**Task details**
Exclude the pictures and retype the entries as written.

**Supplied records**
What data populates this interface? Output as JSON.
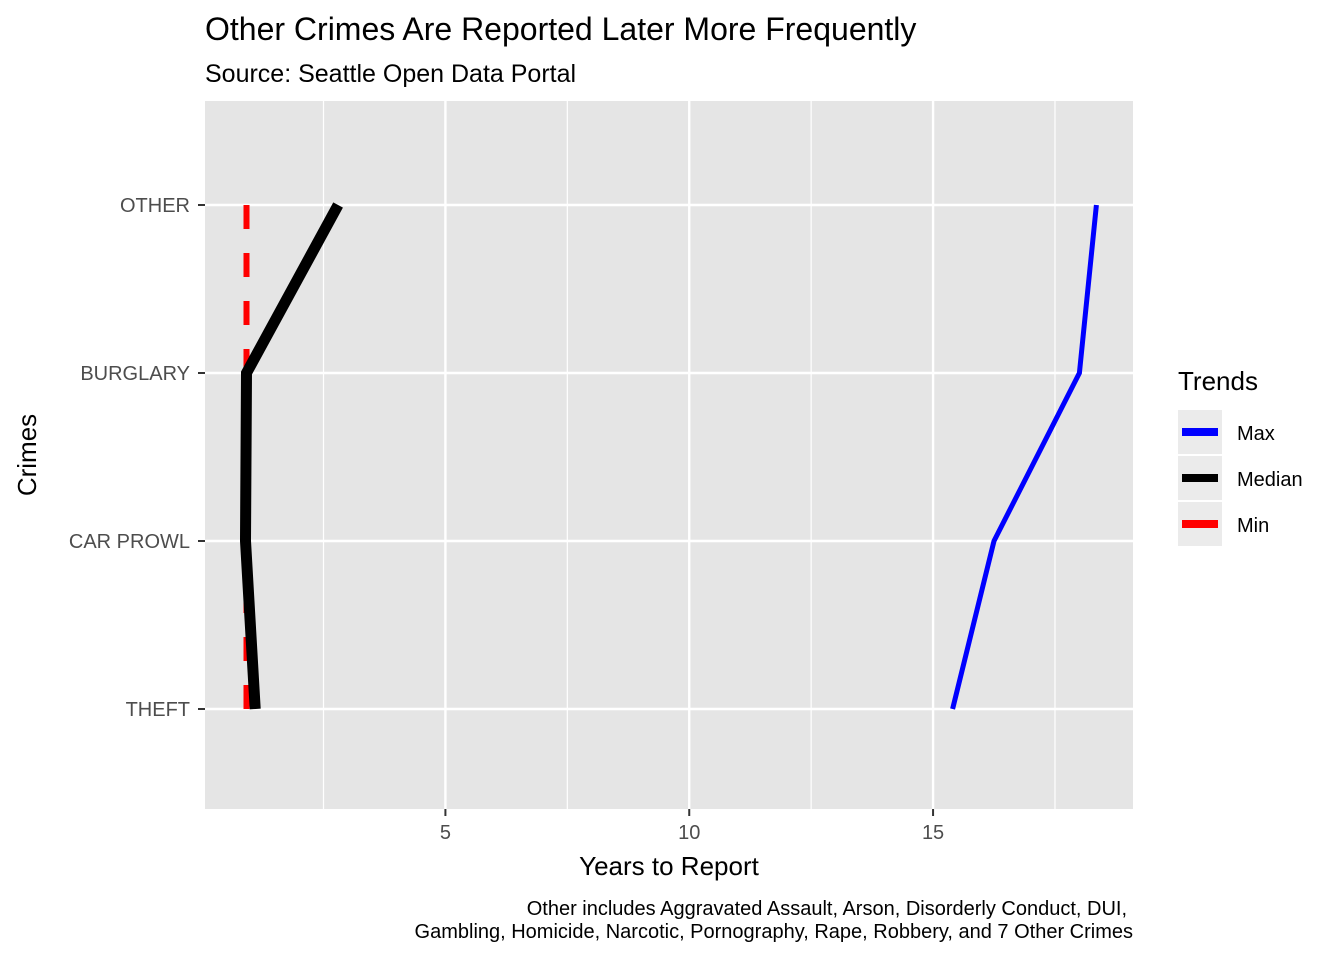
{
  "chart_data": {
    "type": "line",
    "title": "Other Crimes Are Reported Later More Frequently",
    "subtitle": "Source: Seattle Open Data Portal",
    "xlabel": "Years to Report",
    "ylabel": "Crimes",
    "caption": [
      "Other includes Aggravated Assault, Arson, Disorderly Conduct, DUI,",
      "Gambling, Homicide, Narcotic, Pornography, Rape, Robbery, and 7 Other Crimes"
    ],
    "categories": [
      "THEFT",
      "CAR PROWL",
      "BURGLARY",
      "OTHER"
    ],
    "xlim": [
      0.07,
      19.1
    ],
    "x_ticks": [
      5,
      10,
      15
    ],
    "grid": true,
    "legend": {
      "title": "Trends",
      "placement": "right"
    },
    "series": [
      {
        "name": "Max",
        "color": "#0000FF",
        "style": "solid",
        "values": [
          15.4,
          16.25,
          18.0,
          18.35
        ]
      },
      {
        "name": "Median",
        "color": "#000000",
        "style": "solid",
        "values": [
          1.1,
          0.9,
          0.92,
          2.8
        ]
      },
      {
        "name": "Min",
        "color": "#FF0000",
        "style": "dashed",
        "values": [
          0.92,
          0.92,
          0.92,
          0.92
        ]
      }
    ]
  }
}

**Problem solution**
What data populates this interface? Output as JSON.
{
  "chart_data": {
    "type": "line",
    "title": "Other Crimes Are Reported Later More Frequently",
    "subtitle": "Source: Seattle Open Data Portal",
    "xlabel": "Years to Report",
    "ylabel": "Crimes",
    "caption": [
      "Other includes Aggravated Assault, Arson, Disorderly Conduct, DUI,",
      "Gambling, Homicide, Narcotic, Pornography, Rape, Robbery, and 7 Other Crimes"
    ],
    "categories": [
      "THEFT",
      "CAR PROWL",
      "BURGLARY",
      "OTHER"
    ],
    "xlim": [
      0.07,
      19.1
    ],
    "x_ticks": [
      5,
      10,
      15
    ],
    "grid": true,
    "legend": {
      "title": "Trends",
      "placement": "right"
    },
    "series": [
      {
        "name": "Max",
        "color": "#0000FF",
        "style": "solid",
        "values": [
          15.4,
          16.25,
          18.0,
          18.35
        ]
      },
      {
        "name": "Median",
        "color": "#000000",
        "style": "solid",
        "values": [
          1.1,
          0.9,
          0.92,
          2.8
        ]
      },
      {
        "name": "Min",
        "color": "#FF0000",
        "style": "dashed",
        "values": [
          0.92,
          0.92,
          0.92,
          0.92
        ]
      }
    ]
  }
}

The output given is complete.